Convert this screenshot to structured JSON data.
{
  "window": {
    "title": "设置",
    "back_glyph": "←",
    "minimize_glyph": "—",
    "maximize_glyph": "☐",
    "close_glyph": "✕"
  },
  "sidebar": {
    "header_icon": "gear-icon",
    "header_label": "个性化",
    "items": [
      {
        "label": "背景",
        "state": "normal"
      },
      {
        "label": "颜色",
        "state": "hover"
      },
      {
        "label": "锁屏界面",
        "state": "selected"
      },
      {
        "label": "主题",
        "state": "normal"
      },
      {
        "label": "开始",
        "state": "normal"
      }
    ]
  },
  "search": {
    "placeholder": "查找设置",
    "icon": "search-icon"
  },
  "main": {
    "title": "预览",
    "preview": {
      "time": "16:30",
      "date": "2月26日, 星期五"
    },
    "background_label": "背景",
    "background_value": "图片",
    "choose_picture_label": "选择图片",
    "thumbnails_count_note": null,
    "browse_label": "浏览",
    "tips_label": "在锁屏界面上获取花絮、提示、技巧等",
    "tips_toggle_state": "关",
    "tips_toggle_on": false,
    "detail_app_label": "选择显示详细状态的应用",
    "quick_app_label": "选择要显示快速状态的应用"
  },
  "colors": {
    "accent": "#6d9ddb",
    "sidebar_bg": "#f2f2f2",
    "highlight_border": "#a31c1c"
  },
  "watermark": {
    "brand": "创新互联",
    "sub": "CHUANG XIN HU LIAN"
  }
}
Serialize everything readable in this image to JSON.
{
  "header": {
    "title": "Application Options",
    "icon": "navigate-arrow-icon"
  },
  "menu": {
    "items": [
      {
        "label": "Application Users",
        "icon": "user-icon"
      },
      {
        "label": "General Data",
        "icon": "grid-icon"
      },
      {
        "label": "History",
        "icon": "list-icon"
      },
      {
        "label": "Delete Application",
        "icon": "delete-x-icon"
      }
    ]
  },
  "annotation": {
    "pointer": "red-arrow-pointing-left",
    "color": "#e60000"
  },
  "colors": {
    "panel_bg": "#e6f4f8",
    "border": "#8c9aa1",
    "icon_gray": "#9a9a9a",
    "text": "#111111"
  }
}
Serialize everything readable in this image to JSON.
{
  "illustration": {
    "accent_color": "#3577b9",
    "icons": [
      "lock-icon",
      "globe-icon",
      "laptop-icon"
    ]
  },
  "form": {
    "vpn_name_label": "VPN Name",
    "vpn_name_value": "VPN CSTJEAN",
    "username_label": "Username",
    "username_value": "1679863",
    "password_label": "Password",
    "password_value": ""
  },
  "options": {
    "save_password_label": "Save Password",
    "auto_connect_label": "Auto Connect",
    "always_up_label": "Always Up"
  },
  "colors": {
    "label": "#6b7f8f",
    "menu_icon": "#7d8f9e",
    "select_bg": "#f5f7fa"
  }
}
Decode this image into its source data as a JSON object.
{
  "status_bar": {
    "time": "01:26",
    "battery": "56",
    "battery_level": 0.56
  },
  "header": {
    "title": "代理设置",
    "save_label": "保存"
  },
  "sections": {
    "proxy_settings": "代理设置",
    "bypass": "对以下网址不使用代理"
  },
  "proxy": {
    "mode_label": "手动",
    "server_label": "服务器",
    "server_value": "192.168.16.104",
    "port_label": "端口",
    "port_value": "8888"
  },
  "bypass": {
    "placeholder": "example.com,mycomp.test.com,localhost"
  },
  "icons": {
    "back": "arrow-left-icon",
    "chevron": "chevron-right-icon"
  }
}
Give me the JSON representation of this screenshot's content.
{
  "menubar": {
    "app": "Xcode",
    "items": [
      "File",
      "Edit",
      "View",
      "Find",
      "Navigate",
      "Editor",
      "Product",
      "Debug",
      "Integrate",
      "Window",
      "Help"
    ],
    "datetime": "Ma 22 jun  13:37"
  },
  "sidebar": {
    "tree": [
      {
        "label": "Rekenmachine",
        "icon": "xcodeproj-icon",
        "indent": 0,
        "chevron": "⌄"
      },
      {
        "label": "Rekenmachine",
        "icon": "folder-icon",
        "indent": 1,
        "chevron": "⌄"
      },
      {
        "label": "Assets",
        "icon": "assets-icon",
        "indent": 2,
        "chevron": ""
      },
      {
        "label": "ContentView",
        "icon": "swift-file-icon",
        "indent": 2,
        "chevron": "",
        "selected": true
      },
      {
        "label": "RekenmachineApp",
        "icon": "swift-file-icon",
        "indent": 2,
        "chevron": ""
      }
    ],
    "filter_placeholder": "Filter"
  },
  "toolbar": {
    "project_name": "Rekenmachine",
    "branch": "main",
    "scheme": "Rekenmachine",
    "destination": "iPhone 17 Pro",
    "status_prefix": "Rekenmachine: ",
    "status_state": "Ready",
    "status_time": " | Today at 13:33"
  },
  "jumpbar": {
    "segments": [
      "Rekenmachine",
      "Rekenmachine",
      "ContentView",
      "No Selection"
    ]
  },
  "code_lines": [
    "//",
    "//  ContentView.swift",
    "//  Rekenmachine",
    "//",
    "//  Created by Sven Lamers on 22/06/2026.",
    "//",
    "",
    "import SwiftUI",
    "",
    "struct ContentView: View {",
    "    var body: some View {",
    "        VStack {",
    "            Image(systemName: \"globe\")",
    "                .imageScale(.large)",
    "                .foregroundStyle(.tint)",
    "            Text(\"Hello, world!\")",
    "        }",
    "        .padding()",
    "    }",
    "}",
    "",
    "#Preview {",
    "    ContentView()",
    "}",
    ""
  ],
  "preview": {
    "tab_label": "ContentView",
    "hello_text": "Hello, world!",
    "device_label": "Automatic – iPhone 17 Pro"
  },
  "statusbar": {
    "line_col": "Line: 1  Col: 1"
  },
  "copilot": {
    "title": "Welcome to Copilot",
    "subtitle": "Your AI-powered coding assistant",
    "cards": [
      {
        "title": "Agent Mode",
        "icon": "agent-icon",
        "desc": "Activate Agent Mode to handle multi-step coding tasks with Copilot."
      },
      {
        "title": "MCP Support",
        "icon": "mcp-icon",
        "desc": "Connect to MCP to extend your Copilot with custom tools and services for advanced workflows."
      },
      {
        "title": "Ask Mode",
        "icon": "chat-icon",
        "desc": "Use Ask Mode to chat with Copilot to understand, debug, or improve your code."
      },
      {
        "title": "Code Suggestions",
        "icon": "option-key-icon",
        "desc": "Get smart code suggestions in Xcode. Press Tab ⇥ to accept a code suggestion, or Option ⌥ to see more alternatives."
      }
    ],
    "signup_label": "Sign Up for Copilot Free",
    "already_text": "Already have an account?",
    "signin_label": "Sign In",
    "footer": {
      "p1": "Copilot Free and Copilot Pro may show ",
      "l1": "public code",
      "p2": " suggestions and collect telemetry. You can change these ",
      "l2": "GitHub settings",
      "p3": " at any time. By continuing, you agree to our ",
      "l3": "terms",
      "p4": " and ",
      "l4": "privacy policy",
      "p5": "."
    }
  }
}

## What you should do
Copy the data above exactly. Every line must be included.

## Result of the task
Convert this screenshot to structured JSON data.
{
  "window": {
    "title": "设置",
    "back_glyph": "←",
    "minimize_glyph": "—",
    "maximize_glyph": "☐",
    "close_glyph": "✕"
  },
  "sidebar": {
    "header_icon": "gear-icon",
    "header_label": "个性化",
    "items": [
      {
        "label": "背景",
        "state": "normal"
      },
      {
        "label": "颜色",
        "state": "hover"
      },
      {
        "label": "锁屏界面",
        "state": "selected"
      },
      {
        "label": "主题",
        "state": "normal"
      },
      {
        "label": "开始",
        "state": "normal"
      }
    ]
  },
  "search": {
    "placeholder": "查找设置",
    "icon": "search-icon"
  },
  "main": {
    "title": "预览",
    "preview": {
      "time": "16:30",
      "date": "2月26日, 星期五"
    },
    "background_label": "背景",
    "background_value": "图片",
    "choose_picture_label": "选择图片",
    "thumbnails_count_note": null,
    "browse_label": "浏览",
    "tips_label": "在锁屏界面上获取花絮、提示、技巧等",
    "tips_toggle_state": "关",
    "tips_toggle_on": false,
    "detail_app_label": "选择显示详细状态的应用",
    "quick_app_label": "选择要显示快速状态的应用"
  },
  "colors": {
    "accent": "#6d9ddb",
    "sidebar_bg": "#f2f2f2",
    "highlight_border": "#a31c1c"
  },
  "watermark": {
    "brand": "创新互联",
    "sub": "CHUANG XIN HU LIAN"
  }
}
Serialize everything readable in this image to JSON.
{
  "header": {
    "title": "Application Options",
    "icon": "navigate-arrow-icon"
  },
  "menu": {
    "items": [
      {
        "label": "Application Users",
        "icon": "user-icon"
      },
      {
        "label": "General Data",
        "icon": "grid-icon"
      },
      {
        "label": "History",
        "icon": "list-icon"
      },
      {
        "label": "Delete Application",
        "icon": "delete-x-icon"
      }
    ]
  },
  "annotation": {
    "pointer": "red-arrow-pointing-left",
    "color": "#e60000"
  },
  "colors": {
    "panel_bg": "#e6f4f8",
    "border": "#8c9aa1",
    "icon_gray": "#9a9a9a",
    "text": "#111111"
  }
}
Serialize everything readable in this image to JSON.
{
  "illustration": {
    "accent_color": "#3577b9",
    "icons": [
      "lock-icon",
      "globe-icon",
      "laptop-icon"
    ]
  },
  "form": {
    "vpn_name_label": "VPN Name",
    "vpn_name_value": "VPN CSTJEAN",
    "username_label": "Username",
    "username_value": "1679863",
    "password_label": "Password",
    "password_value": ""
  },
  "options": {
    "save_password_label": "Save Password",
    "auto_connect_label": "Auto Connect",
    "always_up_label": "Always Up"
  },
  "colors": {
    "label": "#6b7f8f",
    "menu_icon": "#7d8f9e",
    "select_bg": "#f5f7fa"
  }
}
Decode this image into its source data as a JSON object.
{
  "status_bar": {
    "time": "01:26",
    "battery": "56",
    "battery_level": 0.56
  },
  "header": {
    "title": "代理设置",
    "save_label": "保存"
  },
  "sections": {
    "proxy_settings": "代理设置",
    "bypass": "对以下网址不使用代理"
  },
  "proxy": {
    "mode_label": "手动",
    "server_label": "服务器",
    "server_value": "192.168.16.104",
    "port_label": "端口",
    "port_value": "8888"
  },
  "bypass": {
    "placeholder": "example.com,mycomp.test.com,localhost"
  },
  "icons": {
    "back": "arrow-left-icon",
    "chevron": "chevron-right-icon"
  }
}
Give me the JSON representation of this screenshot's content.
{
  "menubar": {
    "app": "Xcode",
    "items": [
      "File",
      "Edit",
      "View",
      "Find",
      "Navigate",
      "Editor",
      "Product",
      "Debug",
      "Integrate",
      "Window",
      "Help"
    ],
    "datetime": "Ma 22 jun  13:37"
  },
  "sidebar": {
    "tree": [
      {
        "label": "Rekenmachine",
        "icon": "xcodeproj-icon",
        "indent": 0,
        "chevron": "⌄"
      },
      {
        "label": "Rekenmachine",
        "icon": "folder-icon",
        "indent": 1,
        "chevron": "⌄"
      },
      {
        "label": "Assets",
        "icon": "assets-icon",
        "indent": 2,
        "chevron": ""
      },
      {
        "label": "ContentView",
        "icon": "swift-file-icon",
        "indent": 2,
        "chevron": "",
        "selected": true
      },
      {
        "label": "RekenmachineApp",
        "icon": "swift-file-icon",
        "indent": 2,
        "chevron": ""
      }
    ],
    "filter_placeholder": "Filter"
  },
  "toolbar": {
    "project_name": "Rekenmachine",
    "branch": "main",
    "scheme": "Rekenmachine",
    "destination": "iPhone 17 Pro",
    "status_prefix": "Rekenmachine: ",
    "status_state": "Ready",
    "status_time": " | Today at 13:33"
  },
  "jumpbar": {
    "segments": [
      "Rekenmachine",
      "Rekenmachine",
      "ContentView",
      "No Selection"
    ]
  },
  "code_lines": [
    "//",
    "//  ContentView.swift",
    "//  Rekenmachine",
    "//",
    "//  Created by Sven Lamers on 22/06/2026.",
    "//",
    "",
    "import SwiftUI",
    "",
    "struct ContentView: View {",
    "    var body: some View {",
    "        VStack {",
    "            Image(systemName: \"globe\")",
    "                .imageScale(.large)",
    "                .foregroundStyle(.tint)",
    "            Text(\"Hello, world!\")",
    "        }",
    "        .padding()",
    "    }",
    "}",
    "",
    "#Preview {",
    "    ContentView()",
    "}",
    ""
  ],
  "preview": {
    "tab_label": "ContentView",
    "hello_text": "Hello, world!",
    "device_label": "Automatic – iPhone 17 Pro"
  },
  "statusbar": {
    "line_col": "Line: 1  Col: 1"
  },
  "copilot": {
    "title": "Welcome to Copilot",
    "subtitle": "Your AI-powered coding assistant",
    "cards": [
      {
        "title": "Agent Mode",
        "icon": "agent-icon",
        "desc": "Activate Agent Mode to handle multi-step coding tasks with Copilot."
      },
      {
        "title": "MCP Support",
        "icon": "mcp-icon",
        "desc": "Connect to MCP to extend your Copilot with custom tools and services for advanced workflows."
      },
      {
        "title": "Ask Mode",
        "icon": "chat-icon",
        "desc": "Use Ask Mode to chat with Copilot to understand, debug, or improve your code."
      },
      {
        "title": "Code Suggestions",
        "icon": "option-key-icon",
        "desc": "Get smart code suggestions in Xcode. Press Tab ⇥ to accept a code suggestion, or Option ⌥ to see more alternatives."
      }
    ],
    "signup_label": "Sign Up for Copilot Free",
    "already_text": "Already have an account?",
    "signin_label": "Sign In",
    "footer": {
      "p1": "Copilot Free and Copilot Pro may show ",
      "l1": "public code",
      "p2": " suggestions and collect telemetry. You can change these ",
      "l2": "GitHub settings",
      "p3": " at any time. By continuing, you agree to our ",
      "l3": "terms",
      "p4": " and ",
      "l4": "privacy policy",
      "p5": "."
    }
  }
}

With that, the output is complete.